**Work required**
Identify, in the records below, every line where the string "beobachtet" appears, and copy each such line.

**Source data**
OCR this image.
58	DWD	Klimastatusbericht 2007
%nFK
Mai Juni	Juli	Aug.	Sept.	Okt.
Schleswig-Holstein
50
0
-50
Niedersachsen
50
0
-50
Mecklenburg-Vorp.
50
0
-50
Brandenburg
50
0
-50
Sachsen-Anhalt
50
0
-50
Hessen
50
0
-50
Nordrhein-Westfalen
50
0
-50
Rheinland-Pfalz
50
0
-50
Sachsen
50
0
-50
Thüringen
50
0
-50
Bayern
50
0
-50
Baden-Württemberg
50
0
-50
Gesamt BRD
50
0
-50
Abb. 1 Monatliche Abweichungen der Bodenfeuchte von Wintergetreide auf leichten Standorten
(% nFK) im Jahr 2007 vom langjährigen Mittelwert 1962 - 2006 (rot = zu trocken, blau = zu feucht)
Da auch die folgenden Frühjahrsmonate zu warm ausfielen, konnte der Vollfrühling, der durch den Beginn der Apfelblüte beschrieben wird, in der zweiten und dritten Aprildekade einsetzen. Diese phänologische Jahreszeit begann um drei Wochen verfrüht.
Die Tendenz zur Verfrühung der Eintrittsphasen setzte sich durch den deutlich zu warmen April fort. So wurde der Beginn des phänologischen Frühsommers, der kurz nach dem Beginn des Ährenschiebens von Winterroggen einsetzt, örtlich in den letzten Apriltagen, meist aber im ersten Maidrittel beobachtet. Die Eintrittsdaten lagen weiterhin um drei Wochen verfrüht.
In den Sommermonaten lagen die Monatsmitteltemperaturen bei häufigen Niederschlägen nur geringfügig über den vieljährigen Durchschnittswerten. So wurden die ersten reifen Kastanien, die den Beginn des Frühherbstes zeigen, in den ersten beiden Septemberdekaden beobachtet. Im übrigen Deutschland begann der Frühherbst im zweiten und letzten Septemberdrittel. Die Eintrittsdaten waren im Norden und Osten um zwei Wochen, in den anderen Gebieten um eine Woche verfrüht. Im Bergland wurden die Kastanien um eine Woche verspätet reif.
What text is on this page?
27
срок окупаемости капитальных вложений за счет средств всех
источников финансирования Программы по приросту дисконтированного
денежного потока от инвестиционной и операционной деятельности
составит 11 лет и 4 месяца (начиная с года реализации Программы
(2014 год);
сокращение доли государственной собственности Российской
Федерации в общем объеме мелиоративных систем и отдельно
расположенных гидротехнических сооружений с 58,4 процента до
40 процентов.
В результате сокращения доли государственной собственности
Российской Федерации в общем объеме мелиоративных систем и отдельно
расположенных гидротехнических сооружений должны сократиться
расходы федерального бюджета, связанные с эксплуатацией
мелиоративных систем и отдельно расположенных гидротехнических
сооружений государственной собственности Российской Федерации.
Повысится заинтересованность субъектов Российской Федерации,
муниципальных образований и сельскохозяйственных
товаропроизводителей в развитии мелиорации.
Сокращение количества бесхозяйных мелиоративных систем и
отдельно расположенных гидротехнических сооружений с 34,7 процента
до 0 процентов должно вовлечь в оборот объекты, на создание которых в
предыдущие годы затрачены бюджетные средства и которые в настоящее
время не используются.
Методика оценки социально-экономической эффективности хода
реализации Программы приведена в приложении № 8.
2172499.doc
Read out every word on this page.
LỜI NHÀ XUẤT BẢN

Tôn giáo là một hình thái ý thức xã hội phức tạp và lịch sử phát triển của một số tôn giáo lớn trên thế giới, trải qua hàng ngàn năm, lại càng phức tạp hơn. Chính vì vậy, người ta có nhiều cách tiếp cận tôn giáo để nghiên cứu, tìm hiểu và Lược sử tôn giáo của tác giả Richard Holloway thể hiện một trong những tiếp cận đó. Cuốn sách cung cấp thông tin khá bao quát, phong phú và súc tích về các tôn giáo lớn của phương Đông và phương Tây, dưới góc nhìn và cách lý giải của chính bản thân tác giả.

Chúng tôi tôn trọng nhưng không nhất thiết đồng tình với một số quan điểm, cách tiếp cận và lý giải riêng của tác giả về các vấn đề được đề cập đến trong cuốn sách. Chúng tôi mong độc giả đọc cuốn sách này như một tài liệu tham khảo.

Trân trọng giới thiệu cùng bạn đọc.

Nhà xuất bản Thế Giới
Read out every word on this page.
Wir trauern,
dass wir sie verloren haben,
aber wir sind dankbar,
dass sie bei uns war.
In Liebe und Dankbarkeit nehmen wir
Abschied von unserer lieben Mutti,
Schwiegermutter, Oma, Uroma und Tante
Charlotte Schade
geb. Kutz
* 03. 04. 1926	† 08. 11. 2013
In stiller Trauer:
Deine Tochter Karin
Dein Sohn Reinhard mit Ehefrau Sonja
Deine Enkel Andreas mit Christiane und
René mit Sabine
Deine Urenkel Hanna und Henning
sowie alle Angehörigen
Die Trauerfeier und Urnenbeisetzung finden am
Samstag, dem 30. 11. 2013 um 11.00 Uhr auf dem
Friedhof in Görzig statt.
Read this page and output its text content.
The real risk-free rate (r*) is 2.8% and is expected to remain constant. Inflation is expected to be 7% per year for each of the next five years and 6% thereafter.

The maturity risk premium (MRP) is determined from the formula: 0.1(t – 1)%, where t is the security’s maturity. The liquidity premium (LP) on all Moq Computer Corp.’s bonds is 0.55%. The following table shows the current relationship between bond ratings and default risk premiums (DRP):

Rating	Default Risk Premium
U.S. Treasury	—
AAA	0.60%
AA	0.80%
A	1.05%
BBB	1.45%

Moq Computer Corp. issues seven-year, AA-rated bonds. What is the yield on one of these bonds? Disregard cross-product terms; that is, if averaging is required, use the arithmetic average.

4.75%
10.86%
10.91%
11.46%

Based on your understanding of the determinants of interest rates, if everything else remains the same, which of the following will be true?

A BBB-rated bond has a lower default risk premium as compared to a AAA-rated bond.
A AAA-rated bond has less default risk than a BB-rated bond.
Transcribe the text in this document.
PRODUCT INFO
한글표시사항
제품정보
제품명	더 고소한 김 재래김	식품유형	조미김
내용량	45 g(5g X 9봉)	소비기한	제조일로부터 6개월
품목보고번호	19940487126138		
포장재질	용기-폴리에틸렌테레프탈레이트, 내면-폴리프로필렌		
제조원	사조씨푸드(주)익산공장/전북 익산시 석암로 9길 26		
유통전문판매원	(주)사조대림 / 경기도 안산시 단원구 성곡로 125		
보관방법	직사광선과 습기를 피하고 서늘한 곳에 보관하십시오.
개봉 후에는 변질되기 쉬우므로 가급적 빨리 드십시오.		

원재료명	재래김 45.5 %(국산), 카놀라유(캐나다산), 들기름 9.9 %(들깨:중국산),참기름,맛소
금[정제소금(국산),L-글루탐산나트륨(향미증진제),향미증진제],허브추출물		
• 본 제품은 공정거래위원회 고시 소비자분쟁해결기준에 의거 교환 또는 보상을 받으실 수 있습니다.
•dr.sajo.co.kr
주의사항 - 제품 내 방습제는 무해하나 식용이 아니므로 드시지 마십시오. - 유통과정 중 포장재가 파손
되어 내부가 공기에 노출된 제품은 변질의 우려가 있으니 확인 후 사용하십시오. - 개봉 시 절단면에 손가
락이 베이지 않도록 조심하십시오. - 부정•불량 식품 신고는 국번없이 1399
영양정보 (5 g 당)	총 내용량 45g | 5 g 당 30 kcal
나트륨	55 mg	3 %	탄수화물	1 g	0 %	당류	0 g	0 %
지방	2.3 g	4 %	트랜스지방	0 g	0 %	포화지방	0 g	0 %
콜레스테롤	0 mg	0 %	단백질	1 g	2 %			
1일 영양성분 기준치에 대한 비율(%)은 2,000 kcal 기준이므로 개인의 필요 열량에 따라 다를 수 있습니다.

**Response to this task**
Die Tendenz zur Verfrühung der Eintrittsphasen setzte sich durch den deutlich zu warmen April fort. So wurde der Beginn des phänologischen Frühsommers, der kurz nach dem Beginn des Ährenschiebens von Winterroggen einsetzt, örtlich in den letzten Apriltagen, meist aber im ersten Maidrittel beobachtet. Die Eintrittsdaten lagen weiterhin um drei Wochen verfrüht.
In den Sommermonaten lagen die Monatsmitteltemperaturen bei häufigen Niederschlägen nur geringfügig über den vieljährigen Durchschnittswerten. So wurden die ersten reifen Kastanien, die den Beginn des Frühherbstes zeigen, in den ersten beiden Septemberdekaden beobachtet. Im übrigen Deutschland begann der Frühherbst im zweiten und letzten Septemberdrittel. Die Eintrittsdaten waren im Norden und Osten um zwei Wochen, in den anderen Gebieten um eine Woche verfrüht. Im Bergland wurden die Kastanien um eine Woche verspätet reif.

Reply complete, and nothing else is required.